== TASK DATA ==
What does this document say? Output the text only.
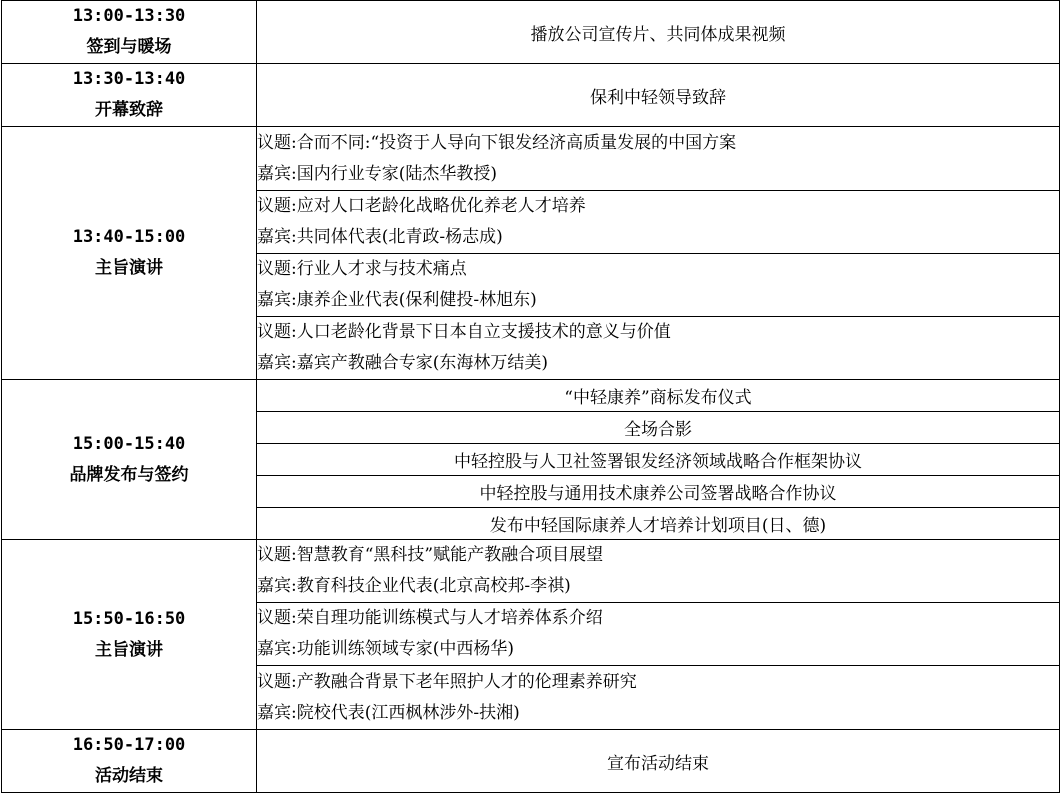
13:00-13:30
签到与暖场	播放公司宣传片、共同体成果视频

13:30-13:40
开幕致辞	保利中轻领导致辞

13:40-15:00
主旨演讲	议题:合而不同:“投资于人导向下银发经济高质量发展的中国方案
嘉宾:国内行业专家(陆杰华教授)

	议题:应对人口老龄化战略优化养老人才培养
嘉宾:共同体代表(北青政-杨志成)

	议题:行业人才求与技术痛点
嘉宾:康养企业代表(保利健投-林旭东)

	议题:人口老龄化背景下日本自立支援技术的意义与价值
嘉宾:嘉宾产教融合专家(东海林万结美)

15:00-15:40
品牌发布与签约	“中轻康养”商标发布仪式
	全场合影
	中轻控股与人卫社签署银发经济领域战略合作框架协议
	中轻控股与通用技术康养公司签署战略合作协议
	发布中轻国际康养人才培养计划项目(日、德)

15:50-16:50
主旨演讲	议题:智慧教育“黑科技”赋能产教融合项目展望
嘉宾:教育科技企业代表(北京高校邦-李祺)

	议题:荣自理功能训练模式与人才培养体系介绍
嘉宾:功能训练领域专家(中西杨华)

	议题:产教融合背景下老年照护人才的伦理素养研究
嘉宾:院校代表(江西枫林涉外-扶湘)

16:50-17:00
活动结束	宣布活动结束
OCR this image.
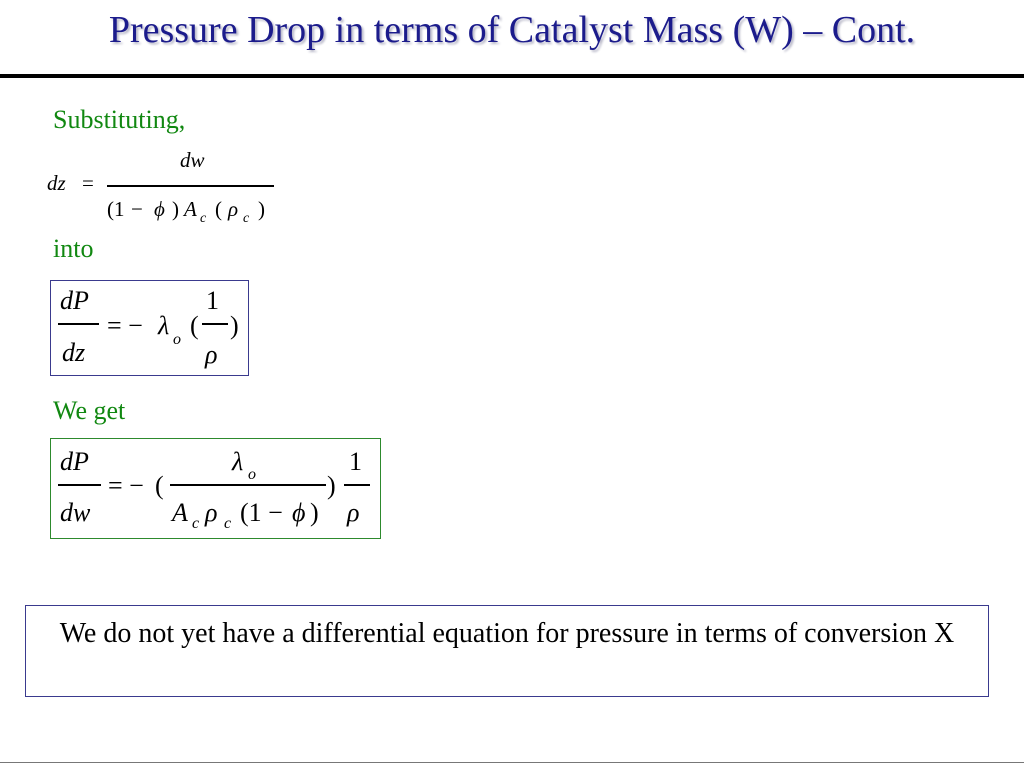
Pressure Drop in terms of Catalyst Mass (W) – Cont.
Substituting,
dz =
dw
(1 − ϕ ) A c ( ρ c )
into
dP
dz
= − λ o (
1
ρ
)
We get
dP
dw
= − (
λ o
A c ρ c (1 − ϕ )
)
1
ρ
We do not yet have a differential equation for pressure in terms of conversion X
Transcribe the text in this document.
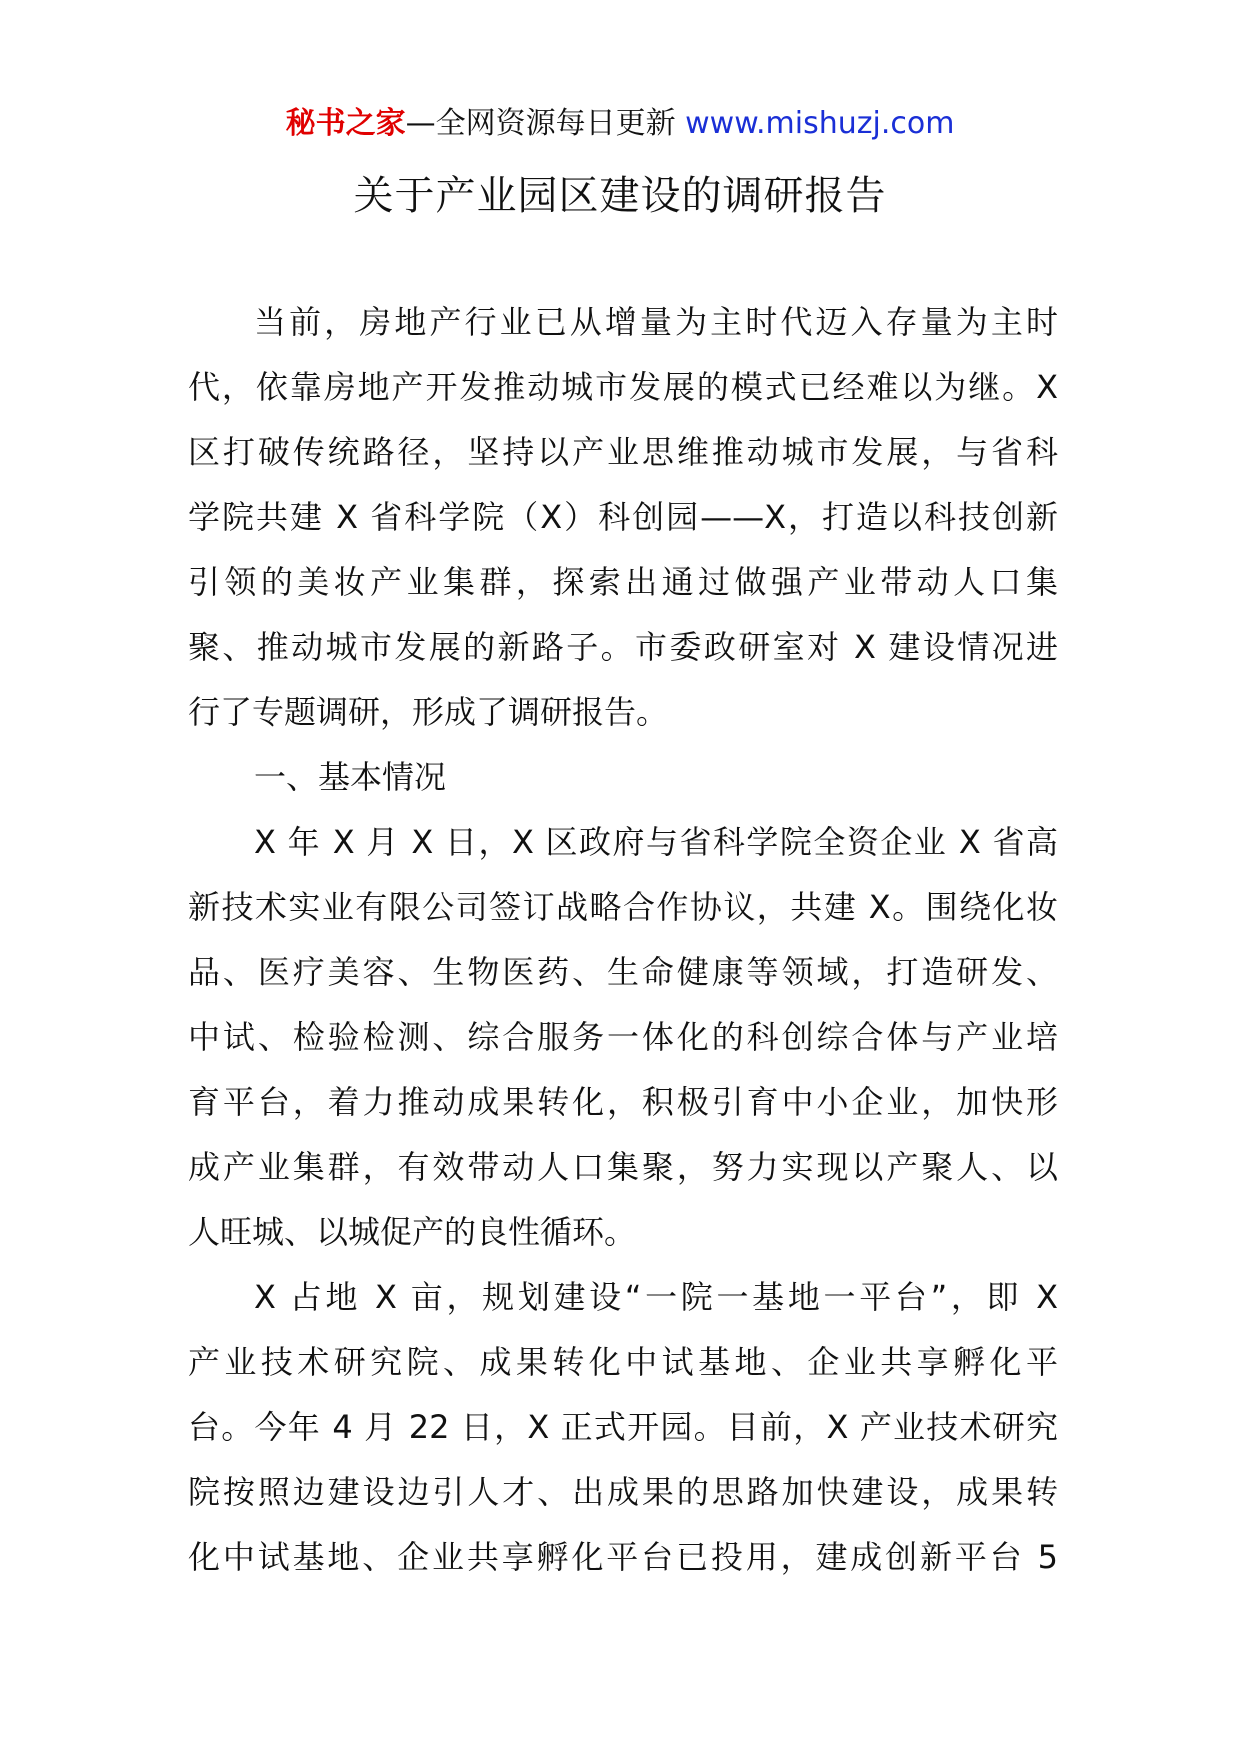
秘书之家—全网资源每日更新 www.mishuzj.com
关于产业园区建设的调研报告
当前，房地产行业已从增量为主时代迈入存量为主时
代，依靠房地产开发推动城市发展的模式已经难以为继。X
区打破传统路径，坚持以产业思维推动城市发展，与省科
学院共建 X 省科学院（X）科创园——X，打造以科技创新
引领的美妆产业集群，探索出通过做强产业带动人口集
聚、推动城市发展的新路子。市委政研室对 X 建设情况进
行了专题调研，形成了调研报告。
一、基本情况
X 年 X 月 X 日，X 区政府与省科学院全资企业 X 省高
新技术实业有限公司签订战略合作协议，共建 X。围绕化妆
品、医疗美容、生物医药、生命健康等领域，打造研发、
中试、检验检测、综合服务一体化的科创综合体与产业培
育平台，着力推动成果转化，积极引育中小企业，加快形
成产业集群，有效带动人口集聚，努力实现以产聚人、以
人旺城、以城促产的良性循环。
X 占地 X 亩，规划建设“一院一基地一平台”，即 X
产业技术研究院、成果转化中试基地、企业共享孵化平
台。今年 4 月 22 日，X 正式开园。目前，X 产业技术研究
院按照边建设边引人才、出成果的思路加快建设，成果转
化中试基地、企业共享孵化平台已投用，建成创新平台 5
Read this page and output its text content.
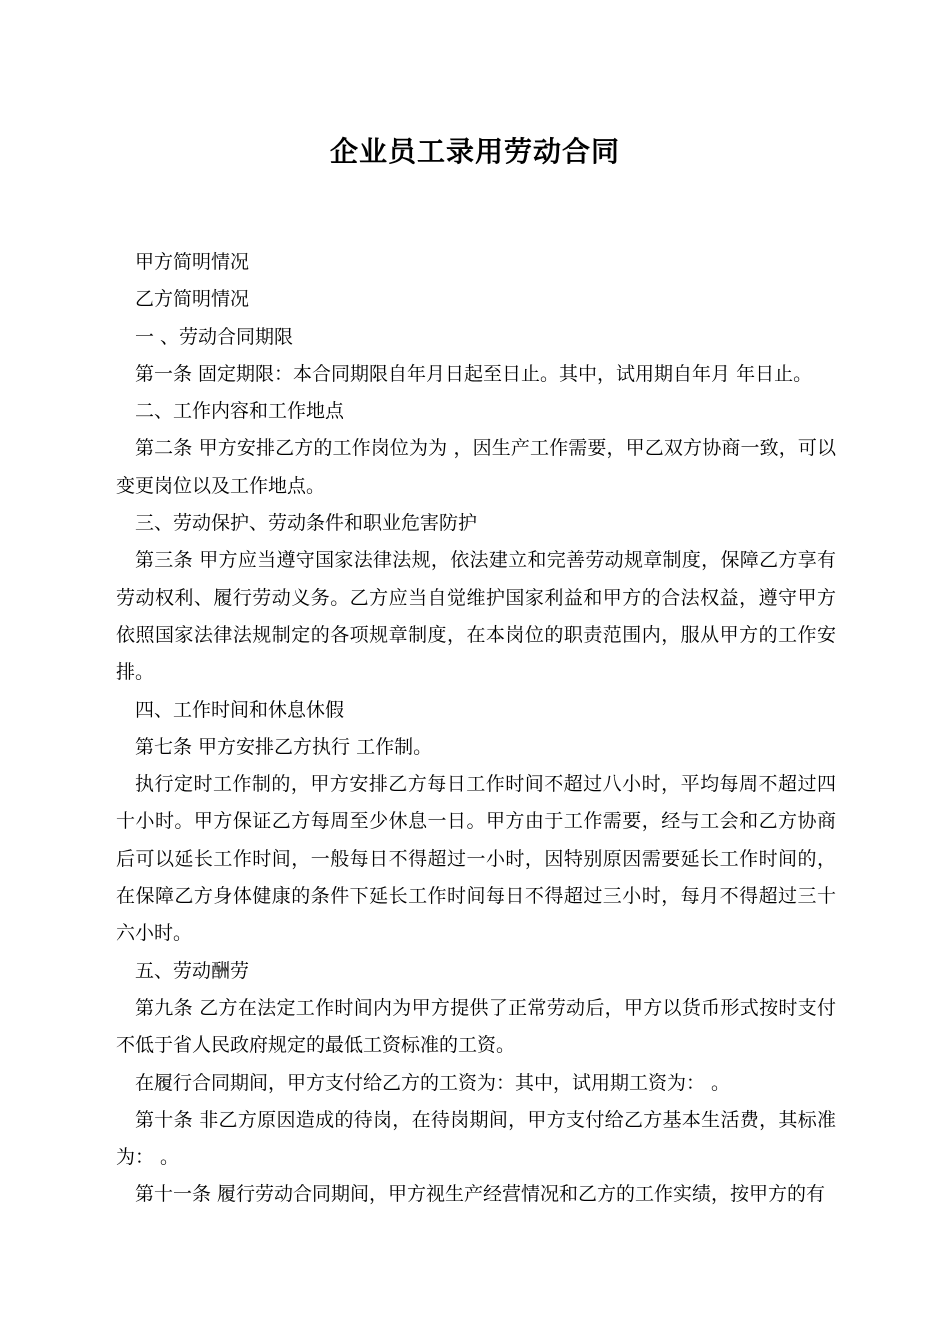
企业员工录用劳动合同

甲方简明情况

乙方简明情况

一 、劳动合同期限

第一条 固定期限：本合同期限自年月日起至日止。其中，试用期自年月 年日止。

二、工作内容和工作地点

第二条 甲方安排乙方的工作岗位为为 ，因生产工作需要，甲乙双方协商一致，可以变更岗位以及工作地点。

三、劳动保护、劳动条件和职业危害防护

第三条 甲方应当遵守国家法律法规，依法建立和完善劳动规章制度，保障乙方享有劳动权利、履行劳动义务。乙方应当自觉维护国家利益和甲方的合法权益，遵守甲方依照国家法律法规制定的各项规章制度，在本岗位的职责范围内，服从甲方的工作安排。

四、工作时间和休息休假

第七条 甲方安排乙方执行 工作制。

执行定时工作制的，甲方安排乙方每日工作时间不超过八小时，平均每周不超过四十小时。甲方保证乙方每周至少休息一日。甲方由于工作需要，经与工会和乙方协商后可以延长工作时间，一般每日不得超过一小时，因特别原因需要延长工作时间的，在保障乙方身体健康的条件下延长工作时间每日不得超过三小时，每月不得超过三十六小时。

五、劳动酬劳

第九条 乙方在法定工作时间内为甲方提供了正常劳动后，甲方以货币形式按时支付不低于省人民政府规定的最低工资标准的工资。

在履行合同期间，甲方支付给乙方的工资为：其中，试用期工资为： 。

第十条 非乙方原因造成的待岗，在待岗期间，甲方支付给乙方基本生活费，其标准为： 。

第十一条 履行劳动合同期间，甲方视生产经营情况和乙方的工作实绩，按甲方的有
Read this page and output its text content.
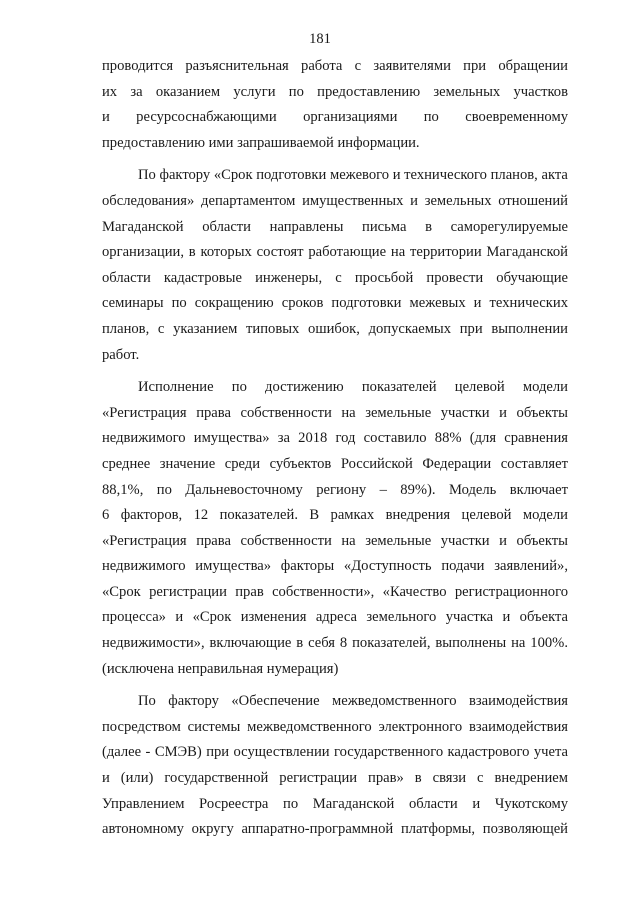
181
проводится разъяснительная работа с заявителями при обращении
их за оказанием услуги по предоставлению земельных участков
и ресурсоснабжающими организациями по своевременному
предоставлению ими запрашиваемой информации.
По фактору «Срок подготовки межевого и технического планов, акта
обследования» департаментом имущественных и земельных отношений
Магаданской области направлены письма в саморегулируемые
организации, в которых состоят работающие на территории Магаданской
области кадастровые инженеры, с просьбой провести обучающие
семинары по сокращению сроков подготовки межевых и технических
планов, с указанием типовых ошибок, допускаемых при выполнении
работ.
Исполнение по достижению показателей целевой модели
«Регистрация права собственности на земельные участки и объекты
недвижимого имущества» за 2018 год составило 88% (для сравнения
среднее значение среди субъектов Российской Федерации составляет
88,1%, по Дальневосточному региону – 89%). Модель включает
6 факторов, 12 показателей. В рамках внедрения целевой модели
«Регистрация права собственности на земельные участки и объекты
недвижимого имущества» факторы «Доступность подачи заявлений»,
«Срок регистрации прав собственности», «Качество регистрационного
процесса» и «Срок изменения адреса земельного участка и объекта
недвижимости», включающие в себя 8 показателей, выполнены на 100%.
(исключена неправильная нумерация)
По фактору «Обеспечение межведомственного взаимодействия
посредством системы межведомственного электронного взаимодействия
(далее - СМЭВ) при осуществлении государственного кадастрового учета
и (или) государственной регистрации прав» в связи с внедрением
Управлением Росреестра по Магаданской области и Чукотскому
автономному округу аппаратно-программной платформы, позволяющей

== WRITTEN REQUEST ==
Restate the whole of the material word for word without the pictures.

== WORKED ANSWER ==
What does this document say? Output the text only.
13:00-13:30
签到与暖场	播放公司宣传片、共同体成果视频

13:30-13:40
开幕致辞	保利中轻领导致辞

13:40-15:00
主旨演讲	议题:合而不同:“投资于人导向下银发经济高质量发展的中国方案
嘉宾:国内行业专家(陆杰华教授)

	议题:应对人口老龄化战略优化养老人才培养
嘉宾:共同体代表(北青政-杨志成)

	议题:行业人才求与技术痛点
嘉宾:康养企业代表(保利健投-林旭东)

	议题:人口老龄化背景下日本自立支援技术的意义与价值
嘉宾:嘉宾产教融合专家(东海林万结美)

15:00-15:40
品牌发布与签约	“中轻康养”商标发布仪式
	全场合影
	中轻控股与人卫社签署银发经济领域战略合作框架协议
	中轻控股与通用技术康养公司签署战略合作协议
	发布中轻国际康养人才培养计划项目(日、德)

15:50-16:50
主旨演讲	议题:智慧教育“黑科技”赋能产教融合项目展望
嘉宾:教育科技企业代表(北京高校邦-李祺)

	议题:荣自理功能训练模式与人才培养体系介绍
嘉宾:功能训练领域专家(中西杨华)

	议题:产教融合背景下老年照护人才的伦理素养研究
嘉宾:院校代表(江西枫林涉外-扶湘)

16:50-17:00
活动结束	宣布活动结束
OCR this image.
Pressure Drop in terms of Catalyst Mass (W) – Cont.
Substituting,
dz =
dw
(1 − ϕ ) A c ( ρ c )
into
dP
dz
= − λ o (
1
ρ
)
We get
dP
dw
= − (
λ o
A c ρ c (1 − ϕ )
)
1
ρ
We do not yet have a differential equation for pressure in terms of conversion X
Transcribe the text in this document.
秘书之家—全网资源每日更新 www.mishuzj.com
关于产业园区建设的调研报告
当前，房地产行业已从增量为主时代迈入存量为主时
代，依靠房地产开发推动城市发展的模式已经难以为继。X
区打破传统路径，坚持以产业思维推动城市发展，与省科
学院共建 X 省科学院（X）科创园——X，打造以科技创新
引领的美妆产业集群，探索出通过做强产业带动人口集
聚、推动城市发展的新路子。市委政研室对 X 建设情况进
行了专题调研，形成了调研报告。
一、基本情况
X 年 X 月 X 日，X 区政府与省科学院全资企业 X 省高
新技术实业有限公司签订战略合作协议，共建 X。围绕化妆
品、医疗美容、生物医药、生命健康等领域，打造研发、
中试、检验检测、综合服务一体化的科创综合体与产业培
育平台，着力推动成果转化，积极引育中小企业，加快形
成产业集群，有效带动人口集聚，努力实现以产聚人、以
人旺城、以城促产的良性循环。
X 占地 X 亩，规划建设“一院一基地一平台”，即 X
产业技术研究院、成果转化中试基地、企业共享孵化平
台。今年 4 月 22 日，X 正式开园。目前，X 产业技术研究
院按照边建设边引人才、出成果的思路加快建设，成果转
化中试基地、企业共享孵化平台已投用，建成创新平台 5
Read this page and output its text content.
企业员工录用劳动合同

甲方简明情况

乙方简明情况

一 、劳动合同期限

第一条 固定期限：本合同期限自年月日起至日止。其中，试用期自年月 年日止。

二、工作内容和工作地点

第二条 甲方安排乙方的工作岗位为为 ，因生产工作需要，甲乙双方协商一致，可以变更岗位以及工作地点。

三、劳动保护、劳动条件和职业危害防护

第三条 甲方应当遵守国家法律法规，依法建立和完善劳动规章制度，保障乙方享有劳动权利、履行劳动义务。乙方应当自觉维护国家利益和甲方的合法权益，遵守甲方依照国家法律法规制定的各项规章制度，在本岗位的职责范围内，服从甲方的工作安排。

四、工作时间和休息休假

第七条 甲方安排乙方执行 工作制。

执行定时工作制的，甲方安排乙方每日工作时间不超过八小时，平均每周不超过四十小时。甲方保证乙方每周至少休息一日。甲方由于工作需要，经与工会和乙方协商后可以延长工作时间，一般每日不得超过一小时，因特别原因需要延长工作时间的，在保障乙方身体健康的条件下延长工作时间每日不得超过三小时，每月不得超过三十六小时。

五、劳动酬劳

第九条 乙方在法定工作时间内为甲方提供了正常劳动后，甲方以货币形式按时支付不低于省人民政府规定的最低工资标准的工资。

在履行合同期间，甲方支付给乙方的工资为：其中，试用期工资为： 。

第十条 非乙方原因造成的待岗，在待岗期间，甲方支付给乙方基本生活费，其标准为： 。

第十一条 履行劳动合同期间，甲方视生产经营情况和乙方的工作实绩，按甲方的有
Read this page and output its text content.
181
проводится разъяснительная работа с заявителями при обращении
их за оказанием услуги по предоставлению земельных участков
и ресурсоснабжающими организациями по своевременному
предоставлению ими запрашиваемой информации.
По фактору «Срок подготовки межевого и технического планов, акта
обследования» департаментом имущественных и земельных отношений
Магаданской области направлены письма в саморегулируемые
организации, в которых состоят работающие на территории Магаданской
области кадастровые инженеры, с просьбой провести обучающие
семинары по сокращению сроков подготовки межевых и технических
планов, с указанием типовых ошибок, допускаемых при выполнении
работ.
Исполнение по достижению показателей целевой модели
«Регистрация права собственности на земельные участки и объекты
недвижимого имущества» за 2018 год составило 88% (для сравнения
среднее значение среди субъектов Российской Федерации составляет
88,1%, по Дальневосточному региону – 89%). Модель включает
6 факторов, 12 показателей. В рамках внедрения целевой модели
«Регистрация права собственности на земельные участки и объекты
недвижимого имущества» факторы «Доступность подачи заявлений»,
«Срок регистрации прав собственности», «Качество регистрационного
процесса» и «Срок изменения адреса земельного участка и объекта
недвижимости», включающие в себя 8 показателей, выполнены на 100%.
(исключена неправильная нумерация)
По фактору «Обеспечение межведомственного взаимодействия
посредством системы межведомственного электронного взаимодействия
(далее - СМЭВ) при осуществлении государственного кадастрового учета
и (или) государственной регистрации прав» в связи с внедрением
Управлением Росреестра по Магаданской области и Чукотскому
автономному округу аппаратно-программной платформы, позволяющей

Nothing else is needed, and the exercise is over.